• **TEXTO BASE**:
= = =

Redes ainda não estão prontas para o cloud gaming. Foto: reprodução.

Com o avanço de serviços de streaming de vídeos e games na nuvem, a necessidade por redes e conexões mais robustas se tornou uma preocupação para o futuro. No caso dos games, as redes ainda estão longe do ideal.

A constatação é do diretor diretor de desenvolvimento de negócios da produtora Square-Enix, Jacob Navok. Segundo ele, serviços de games e processamento de jogos por streaming ainda não tem redes confiáveis para que o serviço tenha a qualidade desejada.

"As redes não estão preparadas. Os jogos não podem usar CDNs (redes pulverizadas de entrega de conteúdo), e eles requerem latência muito baixa. Precisamos de uma nova visão", afirmou o executivo em um evento da Ericsson em Tóquio. A informação é do Mobile Time.

E isso não é coisa somente do Brasil, que ainda está atrasado neste departamento. Até mesmo países mais desenvolvidos como Japão e Estados Unidos estão atentos à demanda que esta explosão de dados pode causar.

Segundo Navok, para que o jogo responda em tempo real aos comandos, a latência não deve ultrapassar os 13 milissegundos na rede. No entanto, além de servidores possantes por conta das empresas de games, as operadoras também fazer a sua parte.

Para o diretor, a estrutura atual das teles já está chegando ao limite do que pode ser feito localmente em consoles de videogames e mesmo em dispositivos móveis.

"Há novas formas de jogos chegando, como a realidade virtual, duas telas ao mesmo tempo, resolução de 4K e 8K. A próxima revolução será na mídia interativa, por isso precisa ter investimento em cloud para o gaming OTT", frisou.

Para o mercado, o ganho em conexão pode impulsionar serviços diferenciados em suas plataforas. Até mesmo para a nova geração, serviços na nuvem já foram esboçados. No caso do PS4, a Sony usará o Gaikai, empresa de games via streaming.

A Microsoft, no anúncio do Xbox One, divulgou que pretende usar servidores remotos para processar informações dos games em tempo real, aumentando o poder gráfico e de processamento do console com uma "força externa".

= = =

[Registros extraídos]
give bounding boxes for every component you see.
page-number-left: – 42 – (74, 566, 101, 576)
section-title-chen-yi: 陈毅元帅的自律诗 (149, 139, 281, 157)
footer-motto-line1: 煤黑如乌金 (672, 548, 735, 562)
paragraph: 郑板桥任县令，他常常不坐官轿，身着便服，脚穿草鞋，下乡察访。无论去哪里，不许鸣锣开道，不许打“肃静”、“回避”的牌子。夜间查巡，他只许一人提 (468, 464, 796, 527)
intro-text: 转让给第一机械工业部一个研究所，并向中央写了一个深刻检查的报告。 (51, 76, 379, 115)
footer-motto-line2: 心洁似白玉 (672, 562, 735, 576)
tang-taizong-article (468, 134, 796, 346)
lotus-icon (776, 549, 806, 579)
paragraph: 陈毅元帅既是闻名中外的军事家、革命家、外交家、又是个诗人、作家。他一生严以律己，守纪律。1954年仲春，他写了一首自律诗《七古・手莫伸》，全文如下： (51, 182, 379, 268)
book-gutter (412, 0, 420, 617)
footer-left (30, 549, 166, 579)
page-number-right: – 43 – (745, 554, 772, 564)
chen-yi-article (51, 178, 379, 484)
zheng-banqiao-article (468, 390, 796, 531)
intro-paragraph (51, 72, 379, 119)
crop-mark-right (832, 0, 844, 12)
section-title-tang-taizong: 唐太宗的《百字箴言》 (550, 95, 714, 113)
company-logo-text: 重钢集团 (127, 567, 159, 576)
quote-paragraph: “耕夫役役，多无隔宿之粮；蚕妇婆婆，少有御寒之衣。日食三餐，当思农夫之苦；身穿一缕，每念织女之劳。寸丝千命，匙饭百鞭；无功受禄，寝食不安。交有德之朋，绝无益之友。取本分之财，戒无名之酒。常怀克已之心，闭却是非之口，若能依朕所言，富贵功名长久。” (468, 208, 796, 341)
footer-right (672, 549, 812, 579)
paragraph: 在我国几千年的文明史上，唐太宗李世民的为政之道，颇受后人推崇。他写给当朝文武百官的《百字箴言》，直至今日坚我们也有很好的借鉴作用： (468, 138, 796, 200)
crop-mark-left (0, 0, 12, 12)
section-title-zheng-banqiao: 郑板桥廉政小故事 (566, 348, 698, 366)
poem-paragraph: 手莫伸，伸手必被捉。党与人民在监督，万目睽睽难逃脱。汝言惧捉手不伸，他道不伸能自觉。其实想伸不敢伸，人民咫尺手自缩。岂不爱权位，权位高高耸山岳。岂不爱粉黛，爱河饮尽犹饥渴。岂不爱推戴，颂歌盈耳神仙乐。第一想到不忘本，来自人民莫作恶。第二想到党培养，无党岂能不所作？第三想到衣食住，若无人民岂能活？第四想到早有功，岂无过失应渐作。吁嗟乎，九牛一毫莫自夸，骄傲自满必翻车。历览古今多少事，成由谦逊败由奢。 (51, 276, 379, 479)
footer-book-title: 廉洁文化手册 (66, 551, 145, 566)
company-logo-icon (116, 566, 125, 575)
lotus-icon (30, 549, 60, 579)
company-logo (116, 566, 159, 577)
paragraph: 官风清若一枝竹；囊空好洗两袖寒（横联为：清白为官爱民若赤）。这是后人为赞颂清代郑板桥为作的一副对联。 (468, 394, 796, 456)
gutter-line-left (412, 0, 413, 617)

= = =

• **ENUNCIADO 1**: Na matéria sobre cloud gaming, por que Jacob Navok afirma que as redes não estão preparadas para os jogos? Responda em até três frases.
• **ENUNCIADO 2**: Reescreva o trecho da matéria sobre cloud gaming entre "Segundo Navok, para" e "em dispositivos móveis.", inclusive, substituindo "milissegundos" por "ms".

• **RESOLUÇÃO 1**: Segundo Navok, os jogos não podem usar CDNs (redes pulverizadas de entrega de conteúdo) e requerem latência muito baixa. Para que o jogo responda em tempo real aos comandos, a latência na rede não deve ultrapassar os 13 milissegundos.

• **RESOLUÇÃO 2**:
Segundo Navok, para que o jogo responda em tempo real aos comandos, a latência não deve ultrapassar os 13 ms na rede. No entanto, além de servidores possantes por conta das empresas de games, as operadoras também fazer a sua parte.

Para o diretor, a estrutura atual das teles já está chegando ao limite do que pode ser feito localmente em consoles de videogames e mesmo em dispositivos móveis.